■ **Brief**
Tally up the lines in the material where the word "gezegd" appears, then give the total and nothing else.

■ **Provided records**
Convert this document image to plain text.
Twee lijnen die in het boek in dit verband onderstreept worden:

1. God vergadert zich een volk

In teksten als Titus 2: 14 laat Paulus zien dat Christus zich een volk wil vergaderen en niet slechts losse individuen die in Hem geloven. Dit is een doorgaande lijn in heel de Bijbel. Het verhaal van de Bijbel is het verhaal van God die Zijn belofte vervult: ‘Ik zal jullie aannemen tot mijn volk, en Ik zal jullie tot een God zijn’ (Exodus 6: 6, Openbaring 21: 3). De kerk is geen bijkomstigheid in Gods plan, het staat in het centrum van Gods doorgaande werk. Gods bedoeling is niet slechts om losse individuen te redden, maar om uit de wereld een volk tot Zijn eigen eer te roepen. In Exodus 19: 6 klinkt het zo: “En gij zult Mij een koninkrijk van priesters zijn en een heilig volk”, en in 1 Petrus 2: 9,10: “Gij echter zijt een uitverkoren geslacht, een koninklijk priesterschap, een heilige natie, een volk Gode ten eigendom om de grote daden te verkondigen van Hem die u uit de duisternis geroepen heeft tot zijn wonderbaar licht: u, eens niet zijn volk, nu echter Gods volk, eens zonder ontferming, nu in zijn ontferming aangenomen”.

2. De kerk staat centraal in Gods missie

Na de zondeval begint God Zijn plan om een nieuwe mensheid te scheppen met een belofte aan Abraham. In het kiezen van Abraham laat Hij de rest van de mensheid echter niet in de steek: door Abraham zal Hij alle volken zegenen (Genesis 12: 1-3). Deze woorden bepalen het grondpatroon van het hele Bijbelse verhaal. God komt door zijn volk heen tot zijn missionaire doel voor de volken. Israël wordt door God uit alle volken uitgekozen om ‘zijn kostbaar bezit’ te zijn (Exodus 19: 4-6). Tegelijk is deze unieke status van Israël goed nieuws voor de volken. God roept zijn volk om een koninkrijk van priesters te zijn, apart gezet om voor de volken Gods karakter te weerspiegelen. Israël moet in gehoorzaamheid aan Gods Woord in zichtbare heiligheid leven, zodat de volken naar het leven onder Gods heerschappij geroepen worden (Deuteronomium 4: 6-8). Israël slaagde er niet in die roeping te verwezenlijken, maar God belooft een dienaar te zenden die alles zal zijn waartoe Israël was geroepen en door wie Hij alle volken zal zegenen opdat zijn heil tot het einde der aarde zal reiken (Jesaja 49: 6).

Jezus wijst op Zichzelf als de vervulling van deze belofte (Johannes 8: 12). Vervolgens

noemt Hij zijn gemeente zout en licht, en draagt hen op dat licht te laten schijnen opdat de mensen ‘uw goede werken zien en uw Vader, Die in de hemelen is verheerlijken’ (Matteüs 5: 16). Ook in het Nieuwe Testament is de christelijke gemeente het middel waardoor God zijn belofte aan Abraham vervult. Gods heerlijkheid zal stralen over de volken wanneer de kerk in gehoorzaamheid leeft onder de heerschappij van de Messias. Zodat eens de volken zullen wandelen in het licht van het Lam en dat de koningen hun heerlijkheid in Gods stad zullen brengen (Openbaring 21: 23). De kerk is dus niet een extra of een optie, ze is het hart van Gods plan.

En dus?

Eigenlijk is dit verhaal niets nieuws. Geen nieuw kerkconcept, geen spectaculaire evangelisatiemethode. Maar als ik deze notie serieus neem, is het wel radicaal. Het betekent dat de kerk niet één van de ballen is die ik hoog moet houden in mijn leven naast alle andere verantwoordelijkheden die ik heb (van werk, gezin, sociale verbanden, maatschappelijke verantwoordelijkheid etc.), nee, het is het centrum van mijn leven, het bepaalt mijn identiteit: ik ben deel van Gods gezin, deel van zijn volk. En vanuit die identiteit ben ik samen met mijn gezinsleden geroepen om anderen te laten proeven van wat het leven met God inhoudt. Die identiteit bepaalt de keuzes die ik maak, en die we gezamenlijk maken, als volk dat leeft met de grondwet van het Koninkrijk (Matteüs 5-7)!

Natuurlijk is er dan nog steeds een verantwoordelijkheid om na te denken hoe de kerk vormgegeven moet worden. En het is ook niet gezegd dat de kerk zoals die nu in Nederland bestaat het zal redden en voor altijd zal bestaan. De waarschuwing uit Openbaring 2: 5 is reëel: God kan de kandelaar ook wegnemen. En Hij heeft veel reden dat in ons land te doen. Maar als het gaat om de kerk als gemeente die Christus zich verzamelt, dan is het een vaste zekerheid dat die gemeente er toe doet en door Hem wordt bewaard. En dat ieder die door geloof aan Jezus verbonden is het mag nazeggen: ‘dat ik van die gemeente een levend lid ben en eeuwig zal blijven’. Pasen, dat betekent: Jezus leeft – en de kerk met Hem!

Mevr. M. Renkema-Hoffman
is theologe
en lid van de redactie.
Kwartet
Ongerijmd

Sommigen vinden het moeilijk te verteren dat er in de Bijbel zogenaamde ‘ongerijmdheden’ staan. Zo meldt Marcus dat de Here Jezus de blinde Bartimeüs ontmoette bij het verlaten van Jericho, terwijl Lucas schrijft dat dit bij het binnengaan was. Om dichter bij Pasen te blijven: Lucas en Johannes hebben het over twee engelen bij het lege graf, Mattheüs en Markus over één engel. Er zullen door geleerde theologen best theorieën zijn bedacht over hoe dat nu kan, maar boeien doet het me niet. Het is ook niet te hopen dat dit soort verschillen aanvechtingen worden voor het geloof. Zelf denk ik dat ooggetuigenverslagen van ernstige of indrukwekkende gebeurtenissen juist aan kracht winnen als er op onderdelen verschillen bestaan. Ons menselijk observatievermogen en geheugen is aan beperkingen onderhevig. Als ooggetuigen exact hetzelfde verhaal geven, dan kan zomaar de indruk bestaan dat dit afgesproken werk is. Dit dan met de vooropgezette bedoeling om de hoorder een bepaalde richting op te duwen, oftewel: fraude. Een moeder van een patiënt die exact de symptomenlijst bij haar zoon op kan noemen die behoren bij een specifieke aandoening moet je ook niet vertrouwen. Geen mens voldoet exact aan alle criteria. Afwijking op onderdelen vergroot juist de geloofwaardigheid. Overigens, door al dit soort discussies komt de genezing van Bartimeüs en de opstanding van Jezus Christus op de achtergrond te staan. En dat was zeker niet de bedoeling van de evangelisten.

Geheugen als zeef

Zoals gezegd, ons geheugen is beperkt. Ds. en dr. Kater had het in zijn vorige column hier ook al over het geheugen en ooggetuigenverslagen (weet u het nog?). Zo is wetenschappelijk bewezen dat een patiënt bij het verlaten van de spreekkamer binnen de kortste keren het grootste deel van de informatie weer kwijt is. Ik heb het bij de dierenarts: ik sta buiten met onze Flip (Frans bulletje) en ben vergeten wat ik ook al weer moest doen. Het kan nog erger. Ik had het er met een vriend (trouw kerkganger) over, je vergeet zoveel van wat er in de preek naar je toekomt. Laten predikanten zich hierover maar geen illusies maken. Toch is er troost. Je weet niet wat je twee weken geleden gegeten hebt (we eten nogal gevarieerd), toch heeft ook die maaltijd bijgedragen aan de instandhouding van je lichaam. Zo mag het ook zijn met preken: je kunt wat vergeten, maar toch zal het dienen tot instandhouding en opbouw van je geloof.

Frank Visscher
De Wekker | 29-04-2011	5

■ **Task response**
2